**Task prompt:**
Write out the entries below once more, exactly, with the pictures left out.

[Data excerpts]
[BEGIN]

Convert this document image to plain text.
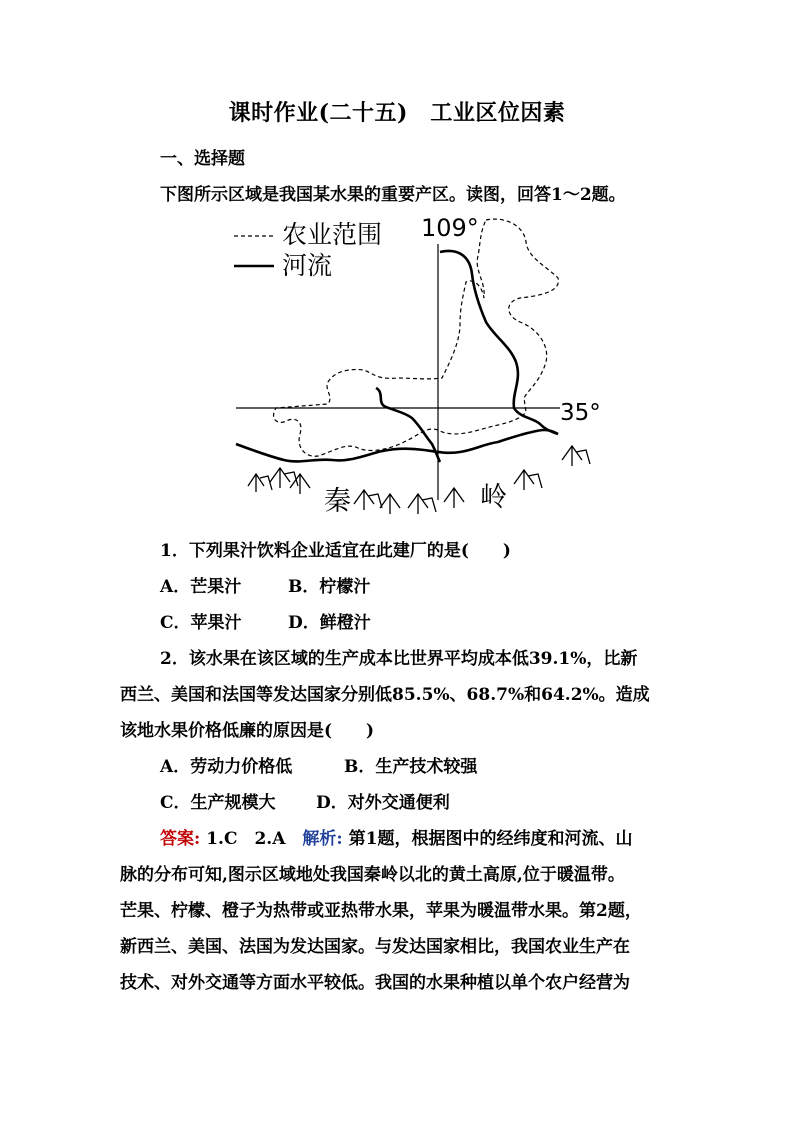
课时作业(二十五)　工业区位因素
一、选择题
下图所示区域是我国某水果的重要产区。读图，回答1～2题。
农业范围
河流
109°
35°
秦	岭
1．下列果汁饮料企业适宜在此建厂的是(　　)
A．芒果汁	B．柠檬汁
C．苹果汁	D．鲜橙汁
2．该水果在该区域的生产成本比世界平均成本低39.1%，比新
西兰、美国和法国等发达国家分别低85.5%、68.7%和64.2%。造成
该地水果价格低廉的原因是(　　)
A．劳动力价格低	B．生产技术较强
C．生产规模大 D．对外交通便利
答案: 1.C　2.A　解析: 第1题，根据图中的经纬度和河流、山
脉的分布可知,图示区域地处我国秦岭以北的黄土高原,位于暖温带。
芒果、柠檬、橙子为热带或亚热带水果，苹果为暖温带水果。第2题，
新西兰、美国、法国为发达国家。与发达国家相比，我国农业生产在
技术、对外交通等方面水平较低。我国的水果种植以单个农户经营为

[END]

**Response to the exercise:**
Convert this document image to plain text.
课时作业(二十五)　工业区位因素
一、选择题
下图所示区域是我国某水果的重要产区。读图，回答1～2题。
农业范围
河流
109°
35°
秦	岭
1．下列果汁饮料企业适宜在此建厂的是(　　)
A．芒果汁	B．柠檬汁
C．苹果汁	D．鲜橙汁
2．该水果在该区域的生产成本比世界平均成本低39.1%，比新
西兰、美国和法国等发达国家分别低85.5%、68.7%和64.2%。造成
该地水果价格低廉的原因是(　　)
A．劳动力价格低	B．生产技术较强
C．生产规模大 D．对外交通便利
答案: 1.C　2.A　解析: 第1题，根据图中的经纬度和河流、山
脉的分布可知,图示区域地处我国秦岭以北的黄土高原,位于暖温带。
芒果、柠檬、橙子为热带或亚热带水果，苹果为暖温带水果。第2题，
新西兰、美国、法国为发达国家。与发达国家相比，我国农业生产在
技术、对外交通等方面水平较低。我国的水果种植以单个农户经营为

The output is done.